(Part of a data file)
>>>
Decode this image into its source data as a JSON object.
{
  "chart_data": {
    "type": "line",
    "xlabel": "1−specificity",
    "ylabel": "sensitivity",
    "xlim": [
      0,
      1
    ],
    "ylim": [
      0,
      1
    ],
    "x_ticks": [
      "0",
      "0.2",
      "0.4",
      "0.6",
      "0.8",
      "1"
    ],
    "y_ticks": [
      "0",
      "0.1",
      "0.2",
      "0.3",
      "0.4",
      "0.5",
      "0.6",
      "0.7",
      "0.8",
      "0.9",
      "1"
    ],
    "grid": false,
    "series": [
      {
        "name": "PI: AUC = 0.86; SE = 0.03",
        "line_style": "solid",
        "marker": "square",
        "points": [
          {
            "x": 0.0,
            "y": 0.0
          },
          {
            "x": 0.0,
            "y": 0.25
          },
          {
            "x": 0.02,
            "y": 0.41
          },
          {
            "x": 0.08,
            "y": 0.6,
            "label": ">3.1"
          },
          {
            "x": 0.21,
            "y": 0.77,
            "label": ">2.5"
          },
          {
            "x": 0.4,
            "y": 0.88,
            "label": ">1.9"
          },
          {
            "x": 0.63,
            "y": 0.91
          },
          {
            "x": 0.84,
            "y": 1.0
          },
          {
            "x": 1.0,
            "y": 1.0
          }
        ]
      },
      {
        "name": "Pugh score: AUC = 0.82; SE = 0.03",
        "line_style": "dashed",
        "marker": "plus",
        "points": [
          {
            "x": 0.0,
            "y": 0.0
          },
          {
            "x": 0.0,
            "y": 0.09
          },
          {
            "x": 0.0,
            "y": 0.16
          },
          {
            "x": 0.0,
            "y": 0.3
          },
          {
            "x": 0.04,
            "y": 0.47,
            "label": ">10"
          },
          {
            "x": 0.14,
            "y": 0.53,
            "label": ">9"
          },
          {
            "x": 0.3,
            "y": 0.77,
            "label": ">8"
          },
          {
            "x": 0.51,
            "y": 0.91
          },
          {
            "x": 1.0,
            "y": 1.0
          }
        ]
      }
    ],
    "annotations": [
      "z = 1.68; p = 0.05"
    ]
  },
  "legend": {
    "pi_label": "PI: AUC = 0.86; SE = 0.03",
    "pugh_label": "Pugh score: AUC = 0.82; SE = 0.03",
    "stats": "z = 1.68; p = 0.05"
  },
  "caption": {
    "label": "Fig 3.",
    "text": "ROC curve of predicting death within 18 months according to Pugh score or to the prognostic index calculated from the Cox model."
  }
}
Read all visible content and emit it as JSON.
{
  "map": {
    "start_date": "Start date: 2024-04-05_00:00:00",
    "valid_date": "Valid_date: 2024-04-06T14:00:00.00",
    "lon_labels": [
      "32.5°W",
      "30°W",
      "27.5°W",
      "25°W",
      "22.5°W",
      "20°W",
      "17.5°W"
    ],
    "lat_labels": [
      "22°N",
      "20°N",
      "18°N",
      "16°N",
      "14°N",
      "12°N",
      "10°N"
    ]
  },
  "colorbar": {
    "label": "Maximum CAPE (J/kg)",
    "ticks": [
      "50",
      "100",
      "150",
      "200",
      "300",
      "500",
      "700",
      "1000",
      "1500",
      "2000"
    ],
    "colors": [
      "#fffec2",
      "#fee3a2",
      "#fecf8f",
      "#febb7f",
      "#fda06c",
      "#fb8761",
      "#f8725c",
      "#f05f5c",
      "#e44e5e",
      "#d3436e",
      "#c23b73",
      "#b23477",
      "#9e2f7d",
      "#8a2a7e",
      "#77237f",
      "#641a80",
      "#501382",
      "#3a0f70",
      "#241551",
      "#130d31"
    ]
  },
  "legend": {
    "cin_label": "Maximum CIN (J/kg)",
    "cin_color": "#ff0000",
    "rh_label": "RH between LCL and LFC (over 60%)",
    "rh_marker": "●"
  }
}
<<<
Could you quote the material above in full, exactly as it stands?

RESPONSE ▸
Decode this image into its source data as a JSON object.
{
  "chart_data": {
    "type": "line",
    "xlabel": "1−specificity",
    "ylabel": "sensitivity",
    "xlim": [
      0,
      1
    ],
    "ylim": [
      0,
      1
    ],
    "x_ticks": [
      "0",
      "0.2",
      "0.4",
      "0.6",
      "0.8",
      "1"
    ],
    "y_ticks": [
      "0",
      "0.1",
      "0.2",
      "0.3",
      "0.4",
      "0.5",
      "0.6",
      "0.7",
      "0.8",
      "0.9",
      "1"
    ],
    "grid": false,
    "series": [
      {
        "name": "PI: AUC = 0.86; SE = 0.03",
        "line_style": "solid",
        "marker": "square",
        "points": [
          {
            "x": 0.0,
            "y": 0.0
          },
          {
            "x": 0.0,
            "y": 0.25
          },
          {
            "x": 0.02,
            "y": 0.41
          },
          {
            "x": 0.08,
            "y": 0.6,
            "label": ">3.1"
          },
          {
            "x": 0.21,
            "y": 0.77,
            "label": ">2.5"
          },
          {
            "x": 0.4,
            "y": 0.88,
            "label": ">1.9"
          },
          {
            "x": 0.63,
            "y": 0.91
          },
          {
            "x": 0.84,
            "y": 1.0
          },
          {
            "x": 1.0,
            "y": 1.0
          }
        ]
      },
      {
        "name": "Pugh score: AUC = 0.82; SE = 0.03",
        "line_style": "dashed",
        "marker": "plus",
        "points": [
          {
            "x": 0.0,
            "y": 0.0
          },
          {
            "x": 0.0,
            "y": 0.09
          },
          {
            "x": 0.0,
            "y": 0.16
          },
          {
            "x": 0.0,
            "y": 0.3
          },
          {
            "x": 0.04,
            "y": 0.47,
            "label": ">10"
          },
          {
            "x": 0.14,
            "y": 0.53,
            "label": ">9"
          },
          {
            "x": 0.3,
            "y": 0.77,
            "label": ">8"
          },
          {
            "x": 0.51,
            "y": 0.91
          },
          {
            "x": 1.0,
            "y": 1.0
          }
        ]
      }
    ],
    "annotations": [
      "z = 1.68; p = 0.05"
    ]
  },
  "legend": {
    "pi_label": "PI: AUC = 0.86; SE = 0.03",
    "pugh_label": "Pugh score: AUC = 0.82; SE = 0.03",
    "stats": "z = 1.68; p = 0.05"
  },
  "caption": {
    "label": "Fig 3.",
    "text": "ROC curve of predicting death within 18 months according to Pugh score or to the prognostic index calculated from the Cox model."
  }
}
Read all visible content and emit it as JSON.
{
  "map": {
    "start_date": "Start date: 2024-04-05_00:00:00",
    "valid_date": "Valid_date: 2024-04-06T14:00:00.00",
    "lon_labels": [
      "32.5°W",
      "30°W",
      "27.5°W",
      "25°W",
      "22.5°W",
      "20°W",
      "17.5°W"
    ],
    "lat_labels": [
      "22°N",
      "20°N",
      "18°N",
      "16°N",
      "14°N",
      "12°N",
      "10°N"
    ]
  },
  "colorbar": {
    "label": "Maximum CAPE (J/kg)",
    "ticks": [
      "50",
      "100",
      "150",
      "200",
      "300",
      "500",
      "700",
      "1000",
      "1500",
      "2000"
    ],
    "colors": [
      "#fffec2",
      "#fee3a2",
      "#fecf8f",
      "#febb7f",
      "#fda06c",
      "#fb8761",
      "#f8725c",
      "#f05f5c",
      "#e44e5e",
      "#d3436e",
      "#c23b73",
      "#b23477",
      "#9e2f7d",
      "#8a2a7e",
      "#77237f",
      "#641a80",
      "#501382",
      "#3a0f70",
      "#241551",
      "#130d31"
    ]
  },
  "legend": {
    "cin_label": "Maximum CIN (J/kg)",
    "cin_color": "#ff0000",
    "rh_label": "RH between LCL and LFC (over 60%)",
    "rh_marker": "●"
  }
}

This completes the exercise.